↓

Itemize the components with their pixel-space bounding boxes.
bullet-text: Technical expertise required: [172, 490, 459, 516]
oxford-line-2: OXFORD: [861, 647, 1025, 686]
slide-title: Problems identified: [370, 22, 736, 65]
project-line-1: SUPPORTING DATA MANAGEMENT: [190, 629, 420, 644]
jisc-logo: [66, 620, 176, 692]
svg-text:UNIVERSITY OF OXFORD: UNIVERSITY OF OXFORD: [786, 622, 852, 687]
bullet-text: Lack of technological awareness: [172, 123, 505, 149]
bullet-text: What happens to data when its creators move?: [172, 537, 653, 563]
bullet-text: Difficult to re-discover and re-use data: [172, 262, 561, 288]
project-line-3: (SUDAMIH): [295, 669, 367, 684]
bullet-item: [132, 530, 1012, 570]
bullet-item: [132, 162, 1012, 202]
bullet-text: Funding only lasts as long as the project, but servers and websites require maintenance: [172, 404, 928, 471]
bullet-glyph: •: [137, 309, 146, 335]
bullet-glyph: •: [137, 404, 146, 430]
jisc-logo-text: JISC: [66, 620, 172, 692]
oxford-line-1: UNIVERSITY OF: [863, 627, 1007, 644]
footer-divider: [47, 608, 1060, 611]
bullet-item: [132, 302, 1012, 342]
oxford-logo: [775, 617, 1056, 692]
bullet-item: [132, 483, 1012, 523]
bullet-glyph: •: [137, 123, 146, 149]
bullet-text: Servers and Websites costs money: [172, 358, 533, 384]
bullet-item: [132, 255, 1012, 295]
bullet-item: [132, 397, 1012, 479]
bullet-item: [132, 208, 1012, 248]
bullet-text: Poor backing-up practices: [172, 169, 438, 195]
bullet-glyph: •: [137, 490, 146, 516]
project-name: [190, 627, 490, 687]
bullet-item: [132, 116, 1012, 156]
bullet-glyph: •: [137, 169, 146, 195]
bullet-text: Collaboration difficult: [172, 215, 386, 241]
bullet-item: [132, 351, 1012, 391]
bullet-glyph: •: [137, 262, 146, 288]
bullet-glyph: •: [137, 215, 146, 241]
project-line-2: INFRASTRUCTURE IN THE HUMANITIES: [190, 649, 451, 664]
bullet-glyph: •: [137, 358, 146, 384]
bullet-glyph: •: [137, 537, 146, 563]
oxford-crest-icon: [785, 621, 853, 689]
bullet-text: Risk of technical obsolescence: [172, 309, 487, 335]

↑

Copy the entries above word for word.

Itemize the components with their pixel-space bounding boxes.
bullet-text: Technical expertise required: [172, 490, 459, 516]
oxford-line-2: OXFORD: [861, 647, 1025, 686]
slide-title: Problems identified: [370, 22, 736, 65]
project-line-1: SUPPORTING DATA MANAGEMENT: [190, 629, 420, 644]
jisc-logo: [66, 620, 176, 692]
svg-text:UNIVERSITY OF OXFORD: UNIVERSITY OF OXFORD: [786, 622, 852, 687]
bullet-text: Lack of technological awareness: [172, 123, 505, 149]
bullet-text: What happens to data when its creators move?: [172, 537, 653, 563]
bullet-text: Difficult to re-discover and re-use data: [172, 262, 561, 288]
project-line-3: (SUDAMIH): [295, 669, 367, 684]
bullet-item: [132, 530, 1012, 570]
bullet-item: [132, 162, 1012, 202]
bullet-text: Funding only lasts as long as the project, but servers and websites require maintenance: [172, 404, 928, 471]
bullet-glyph: •: [137, 309, 146, 335]
bullet-glyph: •: [137, 404, 146, 430]
jisc-logo-text: JISC: [66, 620, 172, 692]
oxford-line-1: UNIVERSITY OF: [863, 627, 1007, 644]
footer-divider: [47, 608, 1060, 611]
bullet-item: [132, 302, 1012, 342]
oxford-logo: [775, 617, 1056, 692]
bullet-item: [132, 483, 1012, 523]
bullet-glyph: •: [137, 123, 146, 149]
bullet-text: Servers and Websites costs money: [172, 358, 533, 384]
bullet-item: [132, 255, 1012, 295]
bullet-item: [132, 397, 1012, 479]
bullet-item: [132, 208, 1012, 248]
bullet-text: Poor backing-up practices: [172, 169, 438, 195]
bullet-glyph: •: [137, 490, 146, 516]
project-name: [190, 627, 490, 687]
bullet-item: [132, 116, 1012, 156]
bullet-glyph: •: [137, 169, 146, 195]
bullet-text: Collaboration difficult: [172, 215, 386, 241]
bullet-item: [132, 351, 1012, 391]
bullet-glyph: •: [137, 262, 146, 288]
bullet-glyph: •: [137, 215, 146, 241]
project-line-2: INFRASTRUCTURE IN THE HUMANITIES: [190, 649, 451, 664]
bullet-glyph: •: [137, 358, 146, 384]
bullet-glyph: •: [137, 537, 146, 563]
oxford-crest-icon: [785, 621, 853, 689]
bullet-text: Risk of technical obsolescence: [172, 309, 487, 335]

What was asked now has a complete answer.